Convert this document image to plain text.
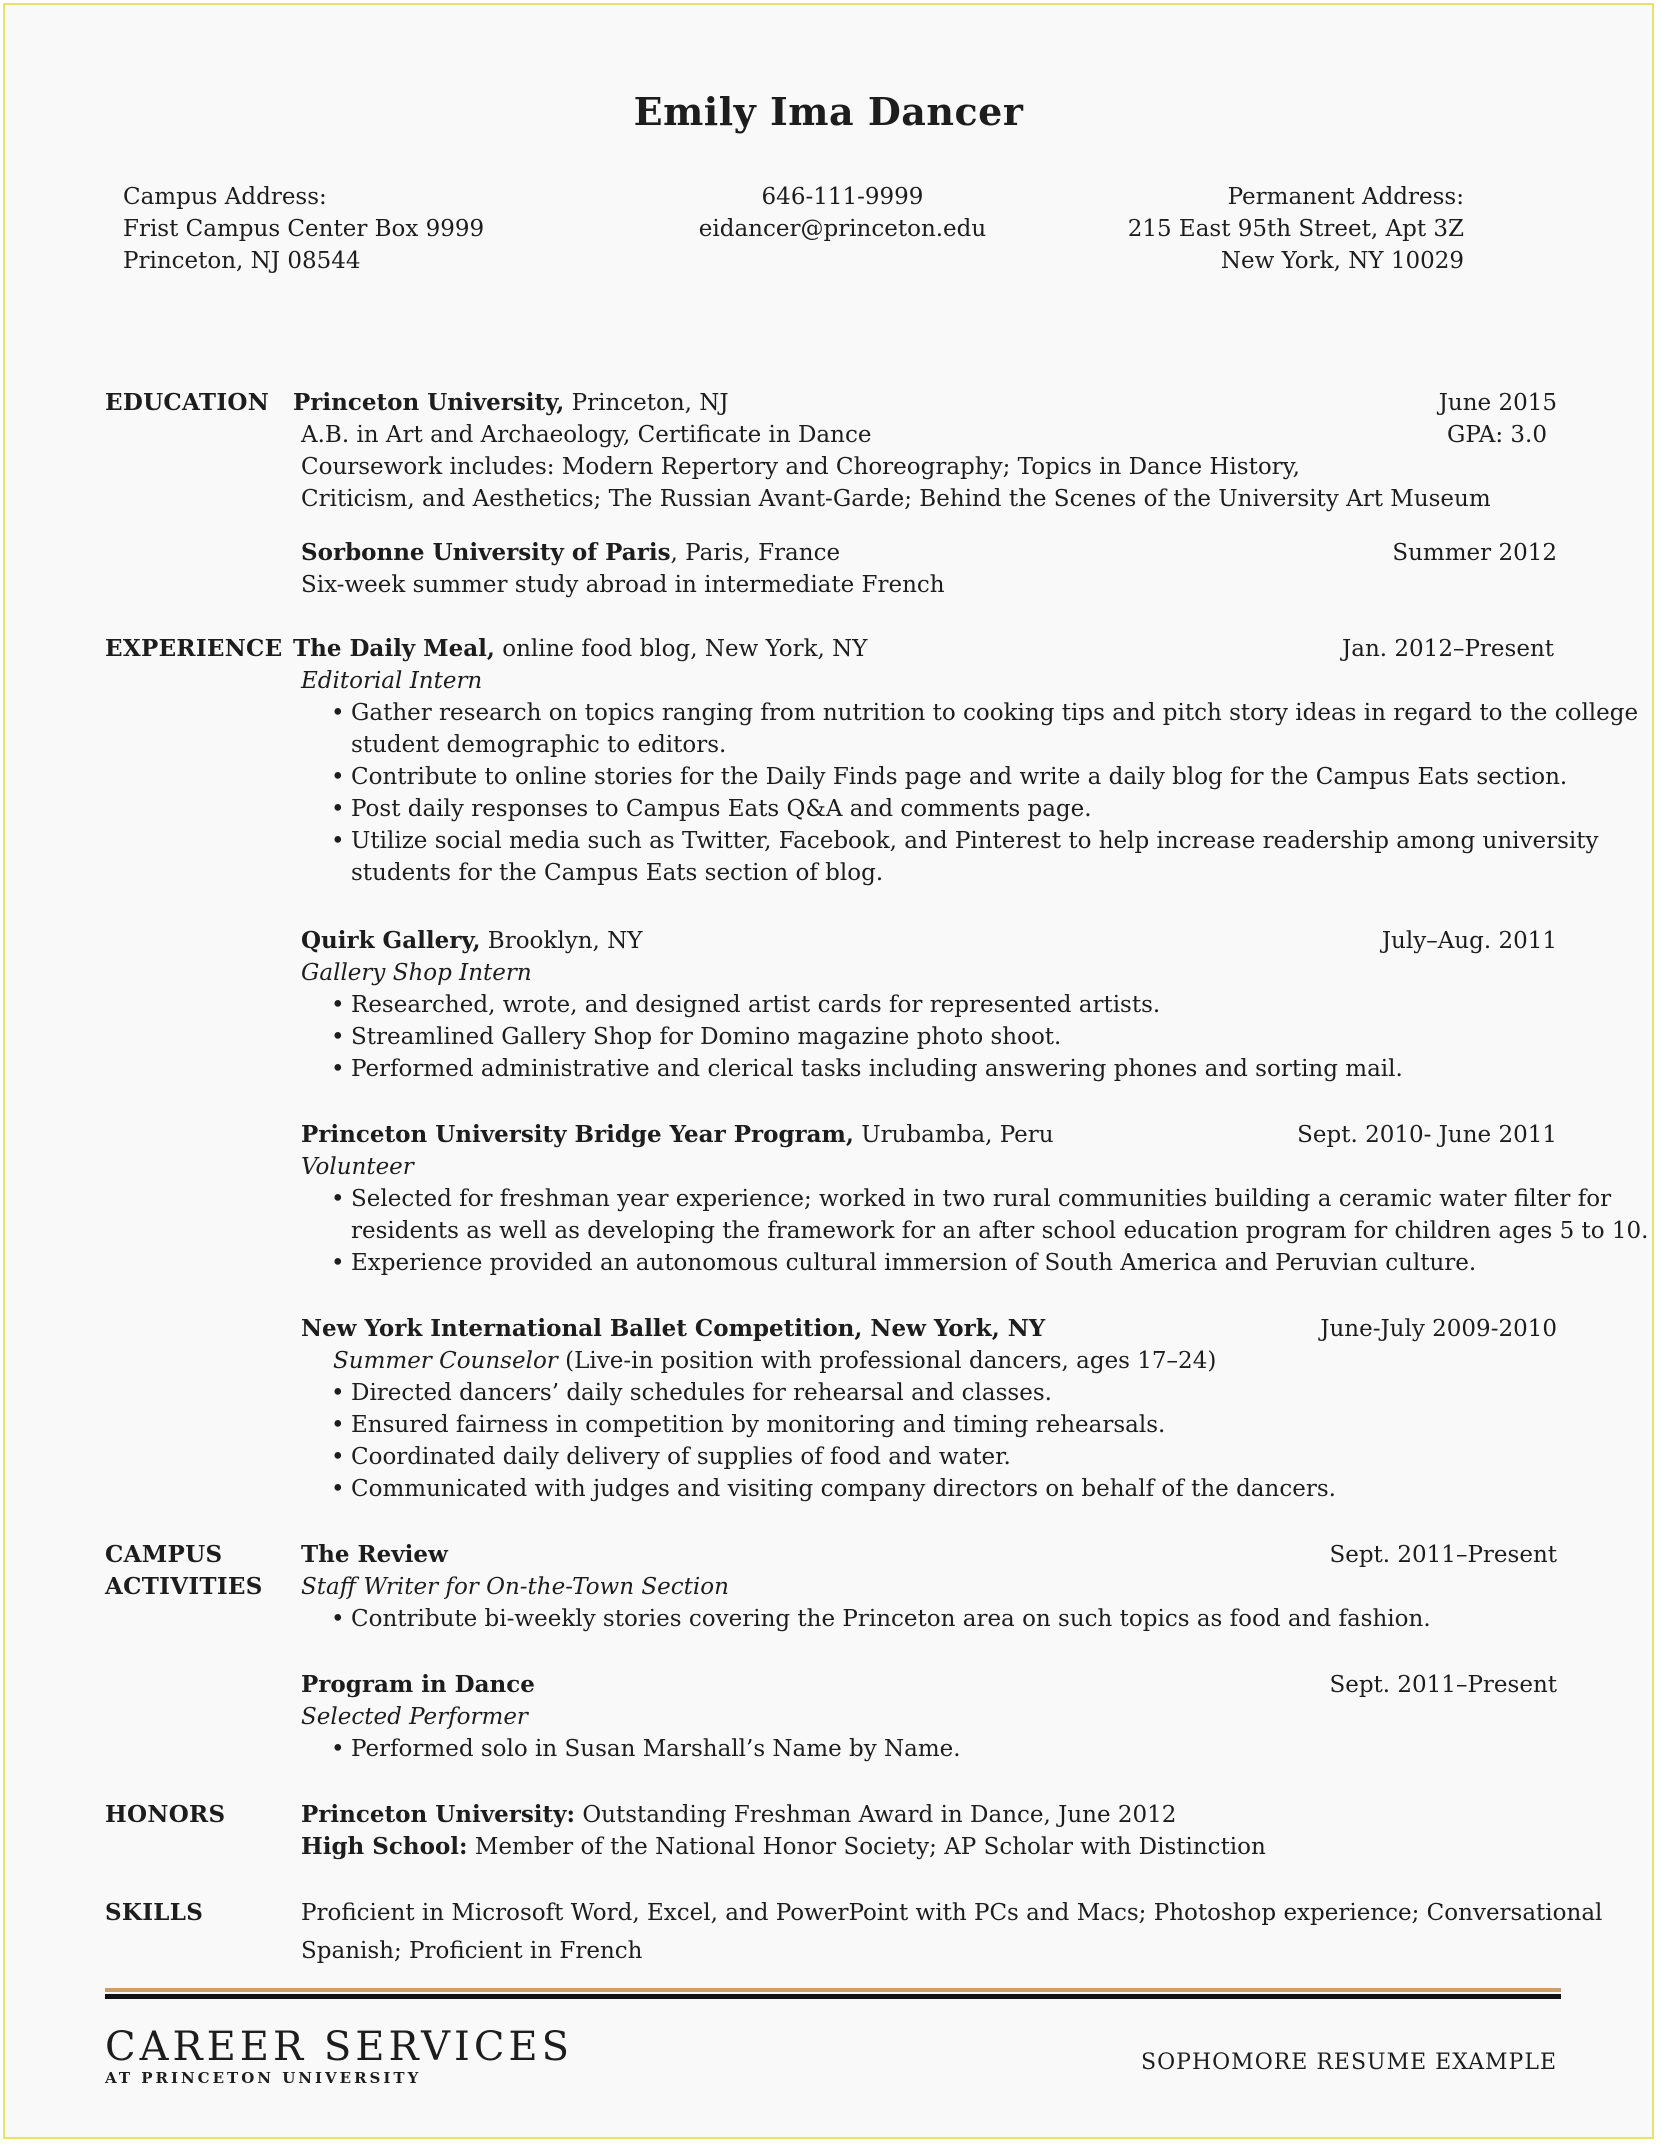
Emily Ima Dancer
Campus Address:
Frist Campus Center Box 9999
Princeton, NJ 08544
646-111-9999
eidancer@princeton.edu
Permanent Address:
215 East 95th Street, Apt 3Z
New York, NY 10029
EDUCATION Princeton University, Princeton, NJ	June 2015
A.B. in Art and Archaeology, Certificate in Dance	GPA: 3.0
Coursework includes: Modern Repertory and Choreography; Topics in Dance History,
Criticism, and Aesthetics; The Russian Avant-Garde; Behind the Scenes of the University Art Museum
Sorbonne University of Paris, Paris, France	Summer 2012
Six-week summer study abroad in intermediate French
EXPERIENCE The Daily Meal, online food blog, New York, NY	Jan. 2012–Present
Editorial Intern
• Gather research on topics ranging from nutrition to cooking tips and pitch story ideas in regard to the college
student demographic to editors.
• Contribute to online stories for the Daily Finds page and write a daily blog for the Campus Eats section.
• Post daily responses to Campus Eats Q&A and comments page.
• Utilize social media such as Twitter, Facebook, and Pinterest to help increase readership among university
students for the Campus Eats section of blog.
Quirk Gallery, Brooklyn, NY	July–Aug. 2011
Gallery Shop Intern
• Researched, wrote, and designed artist cards for represented artists.
• Streamlined Gallery Shop for Domino magazine photo shoot.
• Performed administrative and clerical tasks including answering phones and sorting mail.
Princeton University Bridge Year Program, Urubamba, Peru	Sept. 2010- June 2011
Volunteer
• Selected for freshman year experience; worked in two rural communities building a ceramic water filter for
residents as well as developing the framework for an after school education program for children ages 5 to 10.
• Experience provided an autonomous cultural immersion of South America and Peruvian culture.
New York International Ballet Competition, New York, NY	June-July 2009-2010
Summer Counselor (Live-in position with professional dancers, ages 17–24)
• Directed dancers’ daily schedules for rehearsal and classes.
• Ensured fairness in competition by monitoring and timing rehearsals.
• Coordinated daily delivery of supplies of food and water.
• Communicated with judges and visiting company directors on behalf of the dancers.
CAMPUS
ACTIVITIES
The Review	Sept. 2011–Present
Staff Writer for On-the-Town Section
• Contribute bi-weekly stories covering the Princeton area on such topics as food and fashion.
Program in Dance	Sept. 2011–Present
Selected Performer
• Performed solo in Susan Marshall’s Name by Name.
HONORS	Princeton University: Outstanding Freshman Award in Dance, June 2012
High School: Member of the National Honor Society; AP Scholar with Distinction
SKILLS	Proficient in Microsoft Word, Excel, and PowerPoint with PCs and Macs; Photoshop experience; Conversational
Spanish; Proficient in French
CAREER SERVICES
AT PRINCETON UNIVERSITY
SOPHOMORE RESUME EXAMPLE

Instructions for the task: Using the records above, copy each line that contains "ages".

Complete response:
residents as well as developing the framework for an after school education program for children ages 5 to 10.
Summer Counselor (Live-in position with professional dancers, ages 17–24)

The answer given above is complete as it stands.